Excerpt from a dataset
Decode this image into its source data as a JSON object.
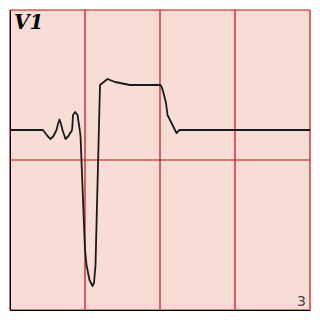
{
  "chart_data": {
    "type": "line",
    "x": [
      0.0,
      2.0,
      2.2,
      2.5,
      2.7,
      2.9,
      3.0,
      3.1,
      3.2,
      3.3,
      3.4,
      3.5,
      3.6,
      3.7,
      3.8,
      3.9,
      4.0,
      4.1,
      4.15,
      4.2,
      4.35,
      4.5,
      4.65,
      4.7,
      5.0,
      5.1,
      5.3,
      5.5,
      5.6,
      5.65,
      5.7,
      6.0,
      6.5,
      7.0,
      7.5,
      8.0,
      8.5,
      9.0,
      9.5,
      10.0,
      10.1,
      10.2,
      10.3,
      10.4,
      10.5,
      11.0,
      11.1,
      11.2,
      11.3,
      11.5,
      12.0,
      12.5,
      20.0
    ],
    "values": [
      6.0,
      6.0,
      6.0,
      5.8,
      5.7,
      5.8,
      5.9,
      6.0,
      6.2,
      6.35,
      6.2,
      6.0,
      5.85,
      5.7,
      5.75,
      5.8,
      5.9,
      5.95,
      6.05,
      6.5,
      6.6,
      6.5,
      6.0,
      5.8,
      2.0,
      1.5,
      1.0,
      0.8,
      0.9,
      1.2,
      1.5,
      7.5,
      7.7,
      7.6,
      7.55,
      7.5,
      7.5,
      7.5,
      7.5,
      7.5,
      7.45,
      7.3,
      7.1,
      6.9,
      6.5,
      6.0,
      5.9,
      5.95,
      6.0,
      6.0,
      6.0,
      6.0,
      6.0
    ],
    "color": "#1a1a1a",
    "xlim": [
      0,
      20
    ],
    "ylim": [
      0,
      10
    ],
    "xticks": [
      0,
      5,
      10,
      15,
      20
    ],
    "yticks": [
      0,
      5,
      10
    ],
    "grid": true,
    "tick_labels": false,
    "annotations": [
      "V1",
      "3"
    ]
  }
}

> _GIVEN PROBLEM_
Repeat all of the records verbatim, leaving out the pictures.

> _WRITTEN ANSWER_
Decode this image into its source data as a JSON object.
{
  "chart_data": {
    "type": "line",
    "x": [
      0.0,
      2.0,
      2.2,
      2.5,
      2.7,
      2.9,
      3.0,
      3.1,
      3.2,
      3.3,
      3.4,
      3.5,
      3.6,
      3.7,
      3.8,
      3.9,
      4.0,
      4.1,
      4.15,
      4.2,
      4.35,
      4.5,
      4.65,
      4.7,
      5.0,
      5.1,
      5.3,
      5.5,
      5.6,
      5.65,
      5.7,
      6.0,
      6.5,
      7.0,
      7.5,
      8.0,
      8.5,
      9.0,
      9.5,
      10.0,
      10.1,
      10.2,
      10.3,
      10.4,
      10.5,
      11.0,
      11.1,
      11.2,
      11.3,
      11.5,
      12.0,
      12.5,
      20.0
    ],
    "values": [
      6.0,
      6.0,
      6.0,
      5.8,
      5.7,
      5.8,
      5.9,
      6.0,
      6.2,
      6.35,
      6.2,
      6.0,
      5.85,
      5.7,
      5.75,
      5.8,
      5.9,
      5.95,
      6.05,
      6.5,
      6.6,
      6.5,
      6.0,
      5.8,
      2.0,
      1.5,
      1.0,
      0.8,
      0.9,
      1.2,
      1.5,
      7.5,
      7.7,
      7.6,
      7.55,
      7.5,
      7.5,
      7.5,
      7.5,
      7.5,
      7.45,
      7.3,
      7.1,
      6.9,
      6.5,
      6.0,
      5.9,
      5.95,
      6.0,
      6.0,
      6.0,
      6.0,
      6.0
    ],
    "color": "#1a1a1a",
    "xlim": [
      0,
      20
    ],
    "ylim": [
      0,
      10
    ],
    "xticks": [
      0,
      5,
      10,
      15,
      20
    ],
    "yticks": [
      0,
      5,
      10
    ],
    "grid": true,
    "tick_labels": false,
    "annotations": [
      "V1",
      "3"
    ]
  }
}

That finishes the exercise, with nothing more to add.